> Trecho da fonte:
Felipão: Quando você pergunta como a Ramanaia faz para sobreviver, a resposta é básica e simples: não sobrevive. A gente não sobrevive de musica. A Ramanaia está tocando pela primeira vez esse ano em Conquista, dia 17 de agosto, com Scambo. Uma banda que era para estar tocando aqui uma vez ao mês pelo menos. É questão de espaço mesmo. A Ramanaia poderia tocar no viela, mas olha a concorrência para tocar aqui. Todas as bandas de Conquista tem que tocar aqui porque não tem mais lugar. Não é mais uma opção tocar aqui, é a única. A gente sempre vai tocar porque gostamos. Está mais do que claro em nossa mente que pode passar 30 anos e estaremos tocando. Se um dia a banda der certo e entrar mesmo no mercado, ótimo! Largamos tudo pra sobreviver disso, se não, fico feliz também por aqui.

Mariana Kaoos: Esse ano é um ano eleitoral e tempo de reflexões a respeito das políticas da cidade. Vocês enquanto artistas acreditam que o que é necessário para se implantar dentro das políticas publicas para cultura?

Uiá: Eu acho que a gente precisa primeiro descentralizar. Há muito tempo não existe interior, a questão da hierarquia urbana tem que cair por terra. Primeiramente descentralizar as politicas públicas. A Funceb, que são os fomentadores da cultura na Bahia, centraliza muito a cultura a partir de Salvador. Isso é questão histórica, secular. Desde as capitanias da Bahia, tudo o que está em torno dela, o que é interior, depende dela. Desde o sec XVIII e reflete até hoje. A maioria do fomento vai pra capital, isso é a primeira coisa que precisa se quebrar. É preciso fazer o poder público entender que o interior também produz cultura e depende de nós cobrar, ocupar espaços. Politicamente não existem espaços vazios, existem espaços que devem ser ocupados. Aqui em Vitória da Conquista já tem uma iniciativa boa que é o Suíça Bahiana, o Fora do Eixo. Os meninos estavam falando que é uma questão capitalista, mas pra além disso é um núcleo de ocupação de espaço, de ver os projetos, pleitear e acabou. Não importa se esses projetos são feitos num ambiente que da pra 100, 300 pessoas, se é cobrado 20 reais pra entrar. Não é a historia que eu queria ver, mas há dez anos a gente não tinha essa abertura. Ninguém pensava em pleitear um projeto na Funceb, em pedir financiamento da Conexão Vivo ou qualquer empresa que seja. O que importa é a iniciativa, é uma coisa que pra mim é básica, fundamental e tem mudado aos pouquinhos. A gente também tem que conseguir dar continuidade a isso, sobreviver. A nossa conversa foi em torno da sobrevivência e não da existência. Existir a gente vai existir sempre, é uma questão natural das coisas, mas a gente tem que conseguir permanecer.  Estávamos há mais de seis meses sem ensaiar e eu vim e Felipe também por uma questão de sobrevivência no espaço. É isso que temos que pensar, temos essa possibilidade, é viável.

Mariana Kaoos: Além de músicos vocês são artistas que influenciam na cultura de Vitória da  Conquista. O que vocês, enquanto tais, pretendem fazer para que o cenário alternativo sobreviva na cidade?

> Material de apoio:
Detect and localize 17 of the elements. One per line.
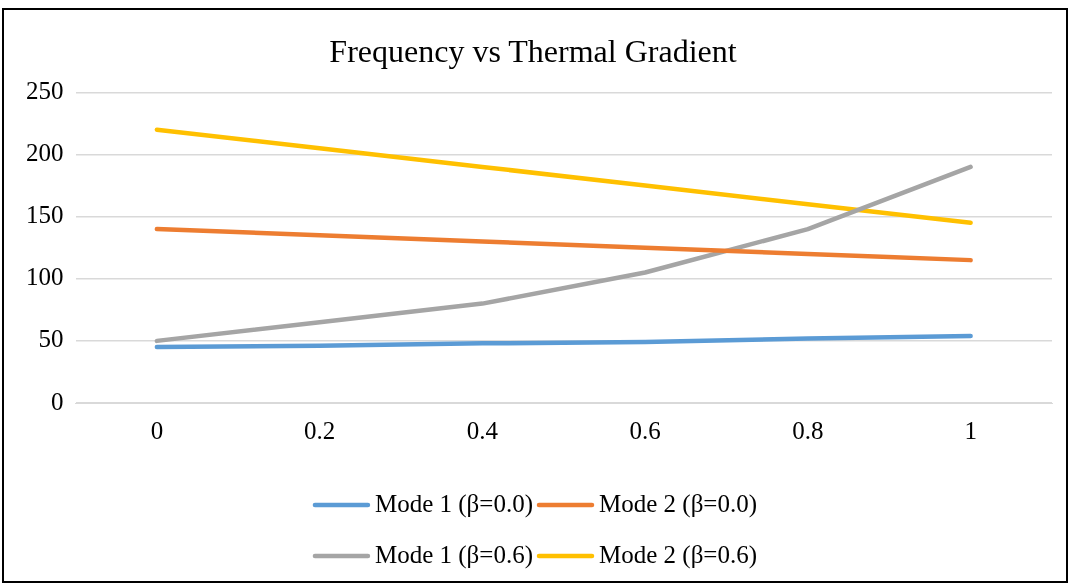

> Enunciado:
Responda com base na entrevista:
(a) Em que data a Ramanaia toca pela primeira vez neste ano em Conquista, e com qual banda?
(b) Segundo Uiá, qual órgão de fomento centraliza a cultura a partir de Salvador?
(c) Há quanto tempo os músicos estavam sem ensaiar, de acordo com Uiá?

> Resposta abaixo:
(a) A Ramanaia toca no dia 17 de agosto, com Scambo.
(b) O órgão citado é a Funceb.
(c) Eles estavam há mais de seis meses sem ensaiar.